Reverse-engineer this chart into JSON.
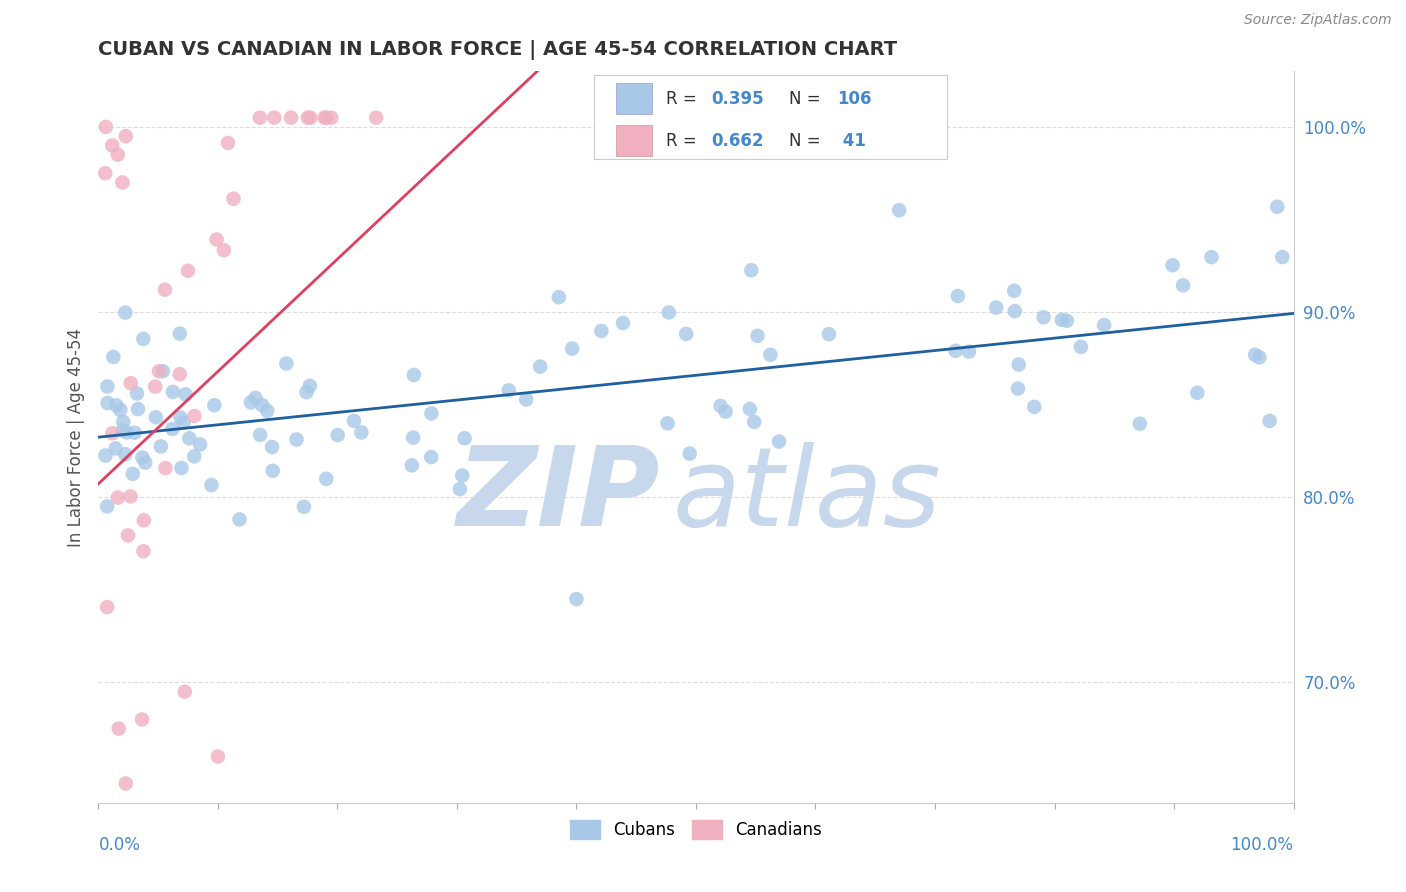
{
  "title": "CUBAN VS CANADIAN IN LABOR FORCE | AGE 45-54 CORRELATION CHART",
  "source": "Source: ZipAtlas.com",
  "ylabel": "In Labor Force | Age 45-54",
  "xlim": [
    0.0,
    1.0
  ],
  "ylim": [
    0.635,
    1.03
  ],
  "yticks": [
    0.7,
    0.8,
    0.9,
    1.0
  ],
  "ytick_labels": [
    "70.0%",
    "80.0%",
    "90.0%",
    "100.0%"
  ],
  "xtick_labels_show": [
    "0.0%",
    "100.0%"
  ],
  "cubans_color": "#a8c8e8",
  "cubans_line_color": "#2060a0",
  "canadians_color": "#f0b0c0",
  "canadians_line_color": "#e04060",
  "R_cubans": "0.395",
  "N_cubans": "106",
  "R_canadians": "0.662",
  "N_canadians": "41",
  "watermark_zip_color": "#c8d8ec",
  "watermark_atlas_color": "#c8d8ec",
  "grid_color": "#dddddd",
  "background": "#ffffff",
  "title_color": "#333333",
  "source_color": "#888888",
  "ytick_color": "#4488cc"
}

============================================================

Pictures stay out; reproduce every line of the records exactly.

Reverse-engineer this chart into JSON.
{
  "title": "CUBAN VS CANADIAN IN LABOR FORCE | AGE 45-54 CORRELATION CHART",
  "source": "Source: ZipAtlas.com",
  "ylabel": "In Labor Force | Age 45-54",
  "xlim": [
    0.0,
    1.0
  ],
  "ylim": [
    0.635,
    1.03
  ],
  "yticks": [
    0.7,
    0.8,
    0.9,
    1.0
  ],
  "ytick_labels": [
    "70.0%",
    "80.0%",
    "90.0%",
    "100.0%"
  ],
  "xtick_labels_show": [
    "0.0%",
    "100.0%"
  ],
  "cubans_color": "#a8c8e8",
  "cubans_line_color": "#2060a0",
  "canadians_color": "#f0b0c0",
  "canadians_line_color": "#e04060",
  "R_cubans": "0.395",
  "N_cubans": "106",
  "R_canadians": "0.662",
  "N_canadians": "41",
  "watermark_zip_color": "#c8d8ec",
  "watermark_atlas_color": "#c8d8ec",
  "grid_color": "#dddddd",
  "background": "#ffffff",
  "title_color": "#333333",
  "source_color": "#888888",
  "ytick_color": "#4488cc"
}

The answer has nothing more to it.